**DATA**.
-- begin --

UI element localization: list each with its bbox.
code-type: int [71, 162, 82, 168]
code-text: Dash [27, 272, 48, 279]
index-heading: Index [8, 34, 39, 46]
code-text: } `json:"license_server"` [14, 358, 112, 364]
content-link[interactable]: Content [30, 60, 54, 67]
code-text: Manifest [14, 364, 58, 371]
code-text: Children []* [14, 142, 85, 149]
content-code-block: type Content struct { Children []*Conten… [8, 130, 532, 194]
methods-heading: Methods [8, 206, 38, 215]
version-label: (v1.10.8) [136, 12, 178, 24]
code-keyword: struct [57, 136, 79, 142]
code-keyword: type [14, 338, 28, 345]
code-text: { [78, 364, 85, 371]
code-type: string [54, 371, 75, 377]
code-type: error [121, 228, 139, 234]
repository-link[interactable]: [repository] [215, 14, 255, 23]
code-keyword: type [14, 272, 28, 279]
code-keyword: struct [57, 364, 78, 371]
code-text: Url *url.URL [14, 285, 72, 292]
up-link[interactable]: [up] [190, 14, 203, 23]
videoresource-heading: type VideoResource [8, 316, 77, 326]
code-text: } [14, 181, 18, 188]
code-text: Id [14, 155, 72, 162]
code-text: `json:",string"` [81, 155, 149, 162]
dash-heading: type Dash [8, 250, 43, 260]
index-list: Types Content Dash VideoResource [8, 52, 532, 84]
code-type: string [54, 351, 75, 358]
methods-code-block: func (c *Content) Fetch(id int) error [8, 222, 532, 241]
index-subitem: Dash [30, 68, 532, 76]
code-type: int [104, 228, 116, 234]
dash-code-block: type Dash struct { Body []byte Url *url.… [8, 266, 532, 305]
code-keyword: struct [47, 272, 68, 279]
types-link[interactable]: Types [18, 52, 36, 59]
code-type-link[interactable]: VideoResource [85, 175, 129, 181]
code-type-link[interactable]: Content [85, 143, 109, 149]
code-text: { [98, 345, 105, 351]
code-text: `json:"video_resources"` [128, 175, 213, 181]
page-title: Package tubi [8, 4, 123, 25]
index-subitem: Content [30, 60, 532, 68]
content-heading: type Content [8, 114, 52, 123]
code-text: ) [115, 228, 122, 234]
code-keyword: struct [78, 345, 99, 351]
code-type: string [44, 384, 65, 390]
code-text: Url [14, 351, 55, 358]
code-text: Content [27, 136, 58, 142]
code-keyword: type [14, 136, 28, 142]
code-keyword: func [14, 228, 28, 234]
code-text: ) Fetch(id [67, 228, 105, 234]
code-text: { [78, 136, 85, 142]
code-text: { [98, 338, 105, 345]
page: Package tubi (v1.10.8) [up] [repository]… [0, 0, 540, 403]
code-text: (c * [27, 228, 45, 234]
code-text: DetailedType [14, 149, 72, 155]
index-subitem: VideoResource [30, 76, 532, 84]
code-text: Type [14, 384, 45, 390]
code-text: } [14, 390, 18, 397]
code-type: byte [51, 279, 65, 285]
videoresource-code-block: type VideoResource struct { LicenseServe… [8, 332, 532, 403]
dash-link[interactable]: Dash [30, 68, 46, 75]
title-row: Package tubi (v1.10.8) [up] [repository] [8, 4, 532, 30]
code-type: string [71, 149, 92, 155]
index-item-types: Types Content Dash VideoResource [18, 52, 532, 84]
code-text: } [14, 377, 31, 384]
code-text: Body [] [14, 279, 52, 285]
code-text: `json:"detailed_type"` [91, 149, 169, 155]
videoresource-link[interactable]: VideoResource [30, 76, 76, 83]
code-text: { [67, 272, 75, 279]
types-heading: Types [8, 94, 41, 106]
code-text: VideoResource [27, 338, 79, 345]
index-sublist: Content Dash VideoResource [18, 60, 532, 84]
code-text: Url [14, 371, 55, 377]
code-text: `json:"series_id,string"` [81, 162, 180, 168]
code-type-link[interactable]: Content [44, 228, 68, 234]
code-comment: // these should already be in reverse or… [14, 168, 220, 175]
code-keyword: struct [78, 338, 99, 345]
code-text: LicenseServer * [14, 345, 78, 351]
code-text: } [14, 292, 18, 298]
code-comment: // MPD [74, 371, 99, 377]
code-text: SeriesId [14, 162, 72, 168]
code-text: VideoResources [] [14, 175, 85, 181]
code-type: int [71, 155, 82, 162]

-- end --

**WHAT THE TASK REQUIRES**.
Return every line of the listing above verbatim, from the first line to the last.

**COMPLETED EXERCISE**.
UI element localization: list each with its bbox.
code-type: int [71, 162, 82, 168]
code-text: Dash [27, 272, 48, 279]
index-heading: Index [8, 34, 39, 46]
code-text: } `json:"license_server"` [14, 358, 112, 364]
content-link[interactable]: Content [30, 60, 54, 67]
code-text: Manifest [14, 364, 58, 371]
code-text: Children []* [14, 142, 85, 149]
content-code-block: type Content struct { Children []*Conten… [8, 130, 532, 194]
methods-heading: Methods [8, 206, 38, 215]
version-label: (v1.10.8) [136, 12, 178, 24]
code-keyword: struct [57, 136, 79, 142]
code-keyword: type [14, 338, 28, 345]
code-text: { [78, 364, 85, 371]
code-type: string [54, 371, 75, 377]
code-type: error [121, 228, 139, 234]
repository-link[interactable]: [repository] [215, 14, 255, 23]
code-keyword: type [14, 272, 28, 279]
code-keyword: struct [57, 364, 78, 371]
code-text: Url *url.URL [14, 285, 72, 292]
up-link[interactable]: [up] [190, 14, 203, 23]
videoresource-heading: type VideoResource [8, 316, 77, 326]
code-text: } [14, 181, 18, 188]
code-text: Id [14, 155, 72, 162]
code-text: `json:",string"` [81, 155, 149, 162]
dash-heading: type Dash [8, 250, 43, 260]
index-list: Types Content Dash VideoResource [8, 52, 532, 84]
code-type: string [54, 351, 75, 358]
methods-code-block: func (c *Content) Fetch(id int) error [8, 222, 532, 241]
index-subitem: Dash [30, 68, 532, 76]
code-type: int [104, 228, 116, 234]
dash-code-block: type Dash struct { Body []byte Url *url.… [8, 266, 532, 305]
code-keyword: struct [47, 272, 68, 279]
types-link[interactable]: Types [18, 52, 36, 59]
code-type-link[interactable]: VideoResource [85, 175, 129, 181]
code-type-link[interactable]: Content [85, 143, 109, 149]
code-text: { [98, 345, 105, 351]
code-text: `json:"video_resources"` [128, 175, 213, 181]
page-title: Package tubi [8, 4, 123, 25]
index-subitem: Content [30, 60, 532, 68]
content-heading: type Content [8, 114, 52, 123]
code-text: ) [115, 228, 122, 234]
code-keyword: struct [78, 345, 99, 351]
code-type: string [44, 384, 65, 390]
code-text: Url [14, 351, 55, 358]
code-text: Content [27, 136, 58, 142]
code-keyword: type [14, 136, 28, 142]
code-keyword: func [14, 228, 28, 234]
code-text: ) Fetch(id [67, 228, 105, 234]
code-text: { [78, 136, 85, 142]
code-text: { [98, 338, 105, 345]
page: Package tubi (v1.10.8) [up] [repository]… [0, 0, 540, 403]
code-text: (c * [27, 228, 45, 234]
code-text: DetailedType [14, 149, 72, 155]
index-subitem: VideoResource [30, 76, 532, 84]
code-text: Type [14, 384, 45, 390]
code-text: } [14, 390, 18, 397]
code-type: byte [51, 279, 65, 285]
videoresource-code-block: type VideoResource struct { LicenseServe… [8, 332, 532, 403]
dash-link[interactable]: Dash [30, 68, 46, 75]
title-row: Package tubi (v1.10.8) [up] [repository] [8, 4, 532, 30]
code-type: string [71, 149, 92, 155]
index-item-types: Types Content Dash VideoResource [18, 52, 532, 84]
code-text: } [14, 377, 31, 384]
code-text: Body [] [14, 279, 52, 285]
code-text: `json:"detailed_type"` [91, 149, 169, 155]
videoresource-link[interactable]: VideoResource [30, 76, 76, 83]
code-text: { [67, 272, 75, 279]
types-heading: Types [8, 94, 41, 106]
code-text: VideoResource [27, 338, 79, 345]
index-sublist: Content Dash VideoResource [18, 60, 532, 84]
code-text: Url [14, 371, 55, 377]
code-text: `json:"series_id,string"` [81, 162, 180, 168]
code-type-link[interactable]: Content [44, 228, 68, 234]
code-comment: // these should already be in reverse or… [14, 168, 220, 175]
code-keyword: struct [78, 338, 99, 345]
code-text: LicenseServer * [14, 345, 78, 351]
code-text: } [14, 292, 18, 298]
code-comment: // MPD [74, 371, 99, 377]
code-text: SeriesId [14, 162, 72, 168]
code-text: VideoResources [] [14, 175, 85, 181]
code-type: int [71, 155, 82, 162]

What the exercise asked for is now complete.